#### JOB
Look over the lines below. Report each one that includes the string "ELSE".
begin DATA ROWS
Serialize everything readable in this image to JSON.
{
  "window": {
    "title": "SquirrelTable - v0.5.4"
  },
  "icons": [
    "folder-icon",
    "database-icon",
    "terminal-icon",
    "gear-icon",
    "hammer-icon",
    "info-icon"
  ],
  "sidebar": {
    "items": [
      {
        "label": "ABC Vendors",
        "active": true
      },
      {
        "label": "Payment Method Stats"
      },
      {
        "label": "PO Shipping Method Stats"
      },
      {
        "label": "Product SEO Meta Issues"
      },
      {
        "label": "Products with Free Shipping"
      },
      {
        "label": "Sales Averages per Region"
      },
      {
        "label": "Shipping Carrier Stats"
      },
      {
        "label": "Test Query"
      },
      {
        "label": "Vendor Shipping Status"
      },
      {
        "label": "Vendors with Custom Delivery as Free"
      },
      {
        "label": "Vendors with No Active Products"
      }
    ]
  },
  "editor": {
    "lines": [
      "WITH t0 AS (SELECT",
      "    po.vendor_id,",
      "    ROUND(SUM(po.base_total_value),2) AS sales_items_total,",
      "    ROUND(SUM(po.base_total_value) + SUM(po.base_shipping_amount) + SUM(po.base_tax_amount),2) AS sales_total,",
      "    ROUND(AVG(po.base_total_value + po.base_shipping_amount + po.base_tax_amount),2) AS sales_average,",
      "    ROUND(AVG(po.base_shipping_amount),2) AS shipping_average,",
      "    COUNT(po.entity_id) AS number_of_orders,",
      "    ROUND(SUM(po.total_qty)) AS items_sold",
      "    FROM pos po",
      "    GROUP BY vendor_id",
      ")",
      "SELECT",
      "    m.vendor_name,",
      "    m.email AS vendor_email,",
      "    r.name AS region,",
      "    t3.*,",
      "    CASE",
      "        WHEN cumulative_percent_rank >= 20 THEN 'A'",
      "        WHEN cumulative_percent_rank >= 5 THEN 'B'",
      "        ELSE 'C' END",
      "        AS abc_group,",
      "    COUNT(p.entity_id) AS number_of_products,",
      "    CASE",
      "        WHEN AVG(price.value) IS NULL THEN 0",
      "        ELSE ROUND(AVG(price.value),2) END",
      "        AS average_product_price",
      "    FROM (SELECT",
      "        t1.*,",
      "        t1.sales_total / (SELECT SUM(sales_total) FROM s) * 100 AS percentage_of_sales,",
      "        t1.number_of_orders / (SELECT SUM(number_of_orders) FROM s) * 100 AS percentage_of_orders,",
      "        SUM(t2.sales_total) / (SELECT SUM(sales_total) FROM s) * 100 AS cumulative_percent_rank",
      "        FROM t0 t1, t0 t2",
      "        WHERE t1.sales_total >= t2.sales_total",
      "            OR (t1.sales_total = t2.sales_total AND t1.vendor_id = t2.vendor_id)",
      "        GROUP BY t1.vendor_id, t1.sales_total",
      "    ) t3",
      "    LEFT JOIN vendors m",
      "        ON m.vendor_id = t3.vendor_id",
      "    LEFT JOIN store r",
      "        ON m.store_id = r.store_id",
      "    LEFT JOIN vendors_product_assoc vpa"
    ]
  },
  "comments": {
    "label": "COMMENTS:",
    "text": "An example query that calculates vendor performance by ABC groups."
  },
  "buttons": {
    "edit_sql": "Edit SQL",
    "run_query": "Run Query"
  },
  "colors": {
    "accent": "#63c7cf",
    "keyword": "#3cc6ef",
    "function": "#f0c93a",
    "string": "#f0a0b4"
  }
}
end DATA ROWS
#### WRITTEN ANSWER
      "        ELSE 'C' END",
      "        ELSE ROUND(AVG(price.value),2) END",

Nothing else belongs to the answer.